*Exercise*
Find every line of the listing below where "второй" appears, and copy it.

+++ Data extract +++

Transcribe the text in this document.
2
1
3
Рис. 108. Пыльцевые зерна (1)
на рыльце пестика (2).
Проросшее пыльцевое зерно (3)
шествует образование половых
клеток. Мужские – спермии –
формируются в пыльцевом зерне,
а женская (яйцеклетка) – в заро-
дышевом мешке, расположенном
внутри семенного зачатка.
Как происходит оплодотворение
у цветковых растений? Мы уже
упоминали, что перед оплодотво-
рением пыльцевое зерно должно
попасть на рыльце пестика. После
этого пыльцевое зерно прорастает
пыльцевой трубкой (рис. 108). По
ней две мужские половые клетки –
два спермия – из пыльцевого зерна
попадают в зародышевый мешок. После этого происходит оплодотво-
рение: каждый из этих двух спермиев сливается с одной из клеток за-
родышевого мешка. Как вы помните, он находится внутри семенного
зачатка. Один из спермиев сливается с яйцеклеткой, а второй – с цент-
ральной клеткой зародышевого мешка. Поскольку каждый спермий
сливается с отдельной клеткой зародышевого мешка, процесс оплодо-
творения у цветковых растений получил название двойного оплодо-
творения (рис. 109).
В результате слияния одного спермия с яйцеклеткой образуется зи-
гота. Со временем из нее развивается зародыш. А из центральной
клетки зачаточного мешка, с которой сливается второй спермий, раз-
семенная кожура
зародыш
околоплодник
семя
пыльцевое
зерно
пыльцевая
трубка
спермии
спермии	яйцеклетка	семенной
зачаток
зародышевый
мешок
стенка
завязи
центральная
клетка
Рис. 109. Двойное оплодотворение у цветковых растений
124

+++
+++ Data extract +++

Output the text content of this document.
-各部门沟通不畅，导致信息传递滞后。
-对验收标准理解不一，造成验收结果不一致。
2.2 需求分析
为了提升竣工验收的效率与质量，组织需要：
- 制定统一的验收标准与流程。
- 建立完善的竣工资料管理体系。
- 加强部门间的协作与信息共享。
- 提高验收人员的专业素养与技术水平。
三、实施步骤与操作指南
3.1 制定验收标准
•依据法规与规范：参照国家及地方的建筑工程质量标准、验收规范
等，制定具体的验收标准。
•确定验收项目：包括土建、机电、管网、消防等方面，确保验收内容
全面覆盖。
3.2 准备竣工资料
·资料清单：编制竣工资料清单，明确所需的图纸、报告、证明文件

+++
+++ Data extract +++

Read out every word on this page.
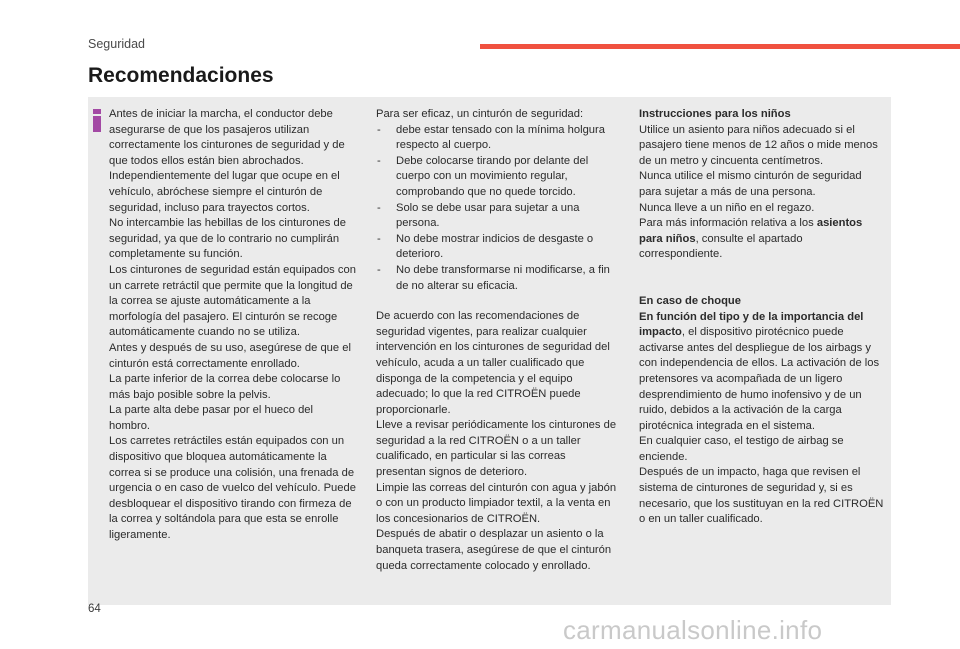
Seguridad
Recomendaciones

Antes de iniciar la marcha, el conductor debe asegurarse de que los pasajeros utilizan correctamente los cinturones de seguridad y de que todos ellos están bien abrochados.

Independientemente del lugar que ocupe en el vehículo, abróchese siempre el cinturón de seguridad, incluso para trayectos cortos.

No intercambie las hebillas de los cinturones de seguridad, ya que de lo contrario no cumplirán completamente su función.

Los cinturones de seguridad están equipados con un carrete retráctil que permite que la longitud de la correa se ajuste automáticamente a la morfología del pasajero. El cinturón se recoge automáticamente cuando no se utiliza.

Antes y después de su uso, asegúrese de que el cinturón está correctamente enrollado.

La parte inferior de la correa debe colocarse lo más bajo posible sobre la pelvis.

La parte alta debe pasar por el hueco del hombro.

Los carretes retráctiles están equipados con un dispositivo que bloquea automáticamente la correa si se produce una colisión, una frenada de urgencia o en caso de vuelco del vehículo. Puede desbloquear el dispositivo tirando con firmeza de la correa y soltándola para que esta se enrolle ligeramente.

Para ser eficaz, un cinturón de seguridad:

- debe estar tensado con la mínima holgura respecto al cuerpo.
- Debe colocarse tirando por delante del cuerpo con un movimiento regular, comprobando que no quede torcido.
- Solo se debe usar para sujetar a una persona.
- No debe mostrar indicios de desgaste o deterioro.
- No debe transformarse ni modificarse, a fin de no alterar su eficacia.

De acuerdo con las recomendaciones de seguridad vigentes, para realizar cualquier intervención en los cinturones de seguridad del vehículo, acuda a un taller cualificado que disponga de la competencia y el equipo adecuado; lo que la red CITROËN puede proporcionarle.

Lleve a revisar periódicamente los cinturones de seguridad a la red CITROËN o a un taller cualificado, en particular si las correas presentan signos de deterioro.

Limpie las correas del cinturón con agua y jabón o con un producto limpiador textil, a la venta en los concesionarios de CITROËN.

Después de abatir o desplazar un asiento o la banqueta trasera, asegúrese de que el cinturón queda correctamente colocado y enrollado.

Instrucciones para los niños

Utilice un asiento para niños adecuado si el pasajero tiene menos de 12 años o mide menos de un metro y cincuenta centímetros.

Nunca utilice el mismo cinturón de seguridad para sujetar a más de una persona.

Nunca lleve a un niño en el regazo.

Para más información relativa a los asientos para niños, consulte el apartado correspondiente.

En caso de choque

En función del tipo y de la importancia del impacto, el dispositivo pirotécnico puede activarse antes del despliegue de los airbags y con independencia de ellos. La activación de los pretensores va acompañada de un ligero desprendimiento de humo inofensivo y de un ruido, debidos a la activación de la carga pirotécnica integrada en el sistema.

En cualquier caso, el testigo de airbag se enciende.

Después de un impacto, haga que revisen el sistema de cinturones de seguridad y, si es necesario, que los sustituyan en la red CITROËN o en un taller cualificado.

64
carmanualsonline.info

+++

*Result for this exercise*
зачатка. Один из спермиев сливается с яйцеклеткой, а второй – с цент-
клетки зачаточного мешка, с которой сливается второй спермий, раз-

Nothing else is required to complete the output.